TO DO> Restate the full listing word for word and leave the pictures out.

── PROVIDED RECORDS ──

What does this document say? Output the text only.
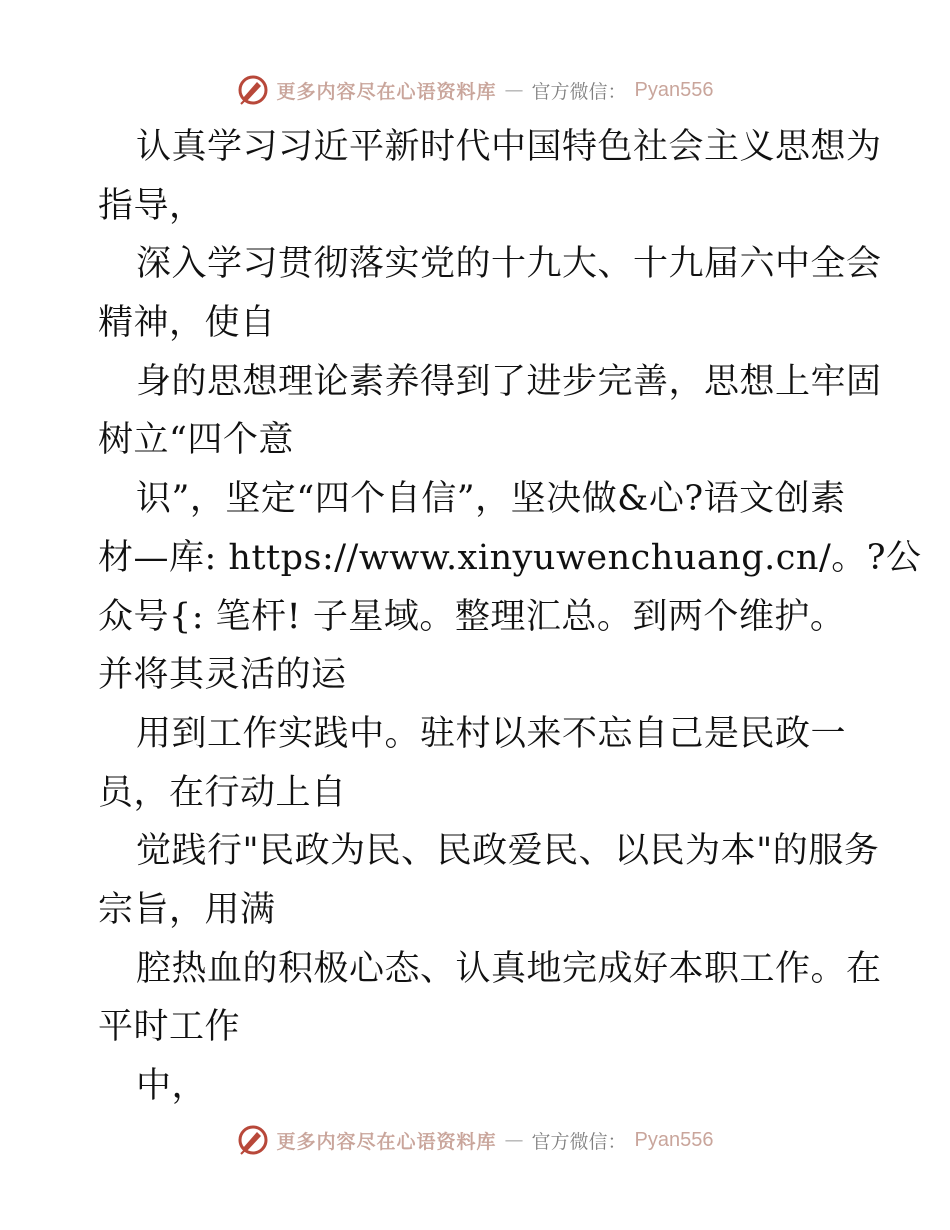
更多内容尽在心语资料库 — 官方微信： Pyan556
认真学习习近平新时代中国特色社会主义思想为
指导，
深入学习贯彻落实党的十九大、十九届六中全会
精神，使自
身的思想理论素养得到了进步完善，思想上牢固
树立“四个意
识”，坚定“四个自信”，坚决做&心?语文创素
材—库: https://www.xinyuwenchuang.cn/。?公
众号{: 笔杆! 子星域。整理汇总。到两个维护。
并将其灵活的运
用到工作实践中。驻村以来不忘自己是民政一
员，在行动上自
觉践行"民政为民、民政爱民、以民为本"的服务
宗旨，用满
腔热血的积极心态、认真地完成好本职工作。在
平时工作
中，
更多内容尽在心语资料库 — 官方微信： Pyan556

───

TASK ANSWER>
What does this document say? Output the text only.
更多内容尽在心语资料库 — 官方微信： Pyan556
认真学习习近平新时代中国特色社会主义思想为
指导，
深入学习贯彻落实党的十九大、十九届六中全会
精神，使自
身的思想理论素养得到了进步完善，思想上牢固
树立“四个意
识”，坚定“四个自信”，坚决做&心?语文创素
材—库: https://www.xinyuwenchuang.cn/。?公
众号{: 笔杆! 子星域。整理汇总。到两个维护。
并将其灵活的运
用到工作实践中。驻村以来不忘自己是民政一
员，在行动上自
觉践行"民政为民、民政爱民、以民为本"的服务
宗旨，用满
腔热血的积极心态、认真地完成好本职工作。在
平时工作
中，
更多内容尽在心语资料库 — 官方微信： Pyan556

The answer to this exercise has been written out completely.